> [WHAT YOU WILL DO]:
Extract each line of the records below that contains the word "name".
[Start ITEMS]
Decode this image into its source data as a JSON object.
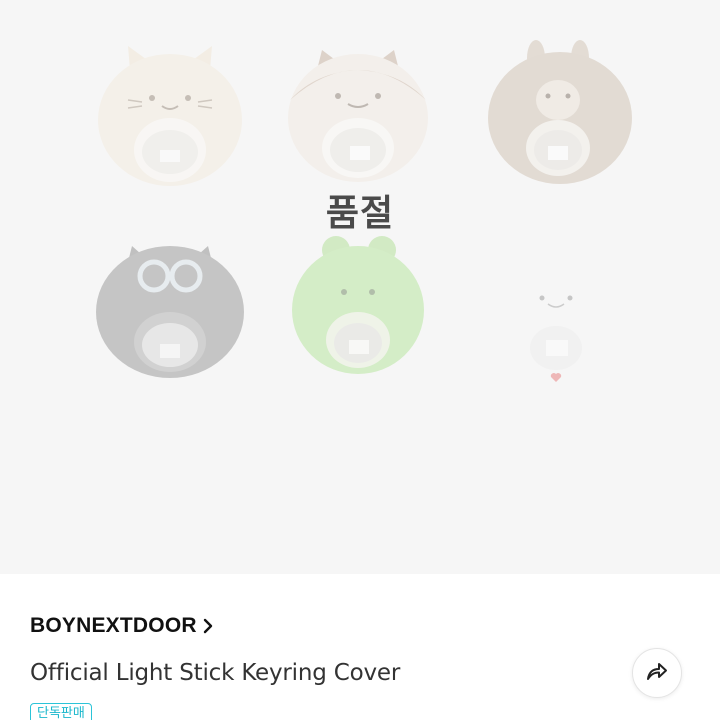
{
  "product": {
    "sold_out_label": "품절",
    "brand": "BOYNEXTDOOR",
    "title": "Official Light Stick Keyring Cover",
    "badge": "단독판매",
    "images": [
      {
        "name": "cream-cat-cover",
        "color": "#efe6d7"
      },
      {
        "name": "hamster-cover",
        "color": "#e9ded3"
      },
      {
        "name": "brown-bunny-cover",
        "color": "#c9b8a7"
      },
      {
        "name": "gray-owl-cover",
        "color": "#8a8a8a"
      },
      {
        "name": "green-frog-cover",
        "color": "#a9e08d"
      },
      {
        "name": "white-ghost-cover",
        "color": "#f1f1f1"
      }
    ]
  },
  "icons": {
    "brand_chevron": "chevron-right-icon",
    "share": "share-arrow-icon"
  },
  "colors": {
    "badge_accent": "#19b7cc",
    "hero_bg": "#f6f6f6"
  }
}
[End ITEMS]
> [FINAL RESULT]:
        "name": "cream-cat-cover",
        "name": "hamster-cover",
        "name": "brown-bunny-cover",
        "name": "gray-owl-cover",
        "name": "green-frog-cover",
        "name": "white-ghost-cover",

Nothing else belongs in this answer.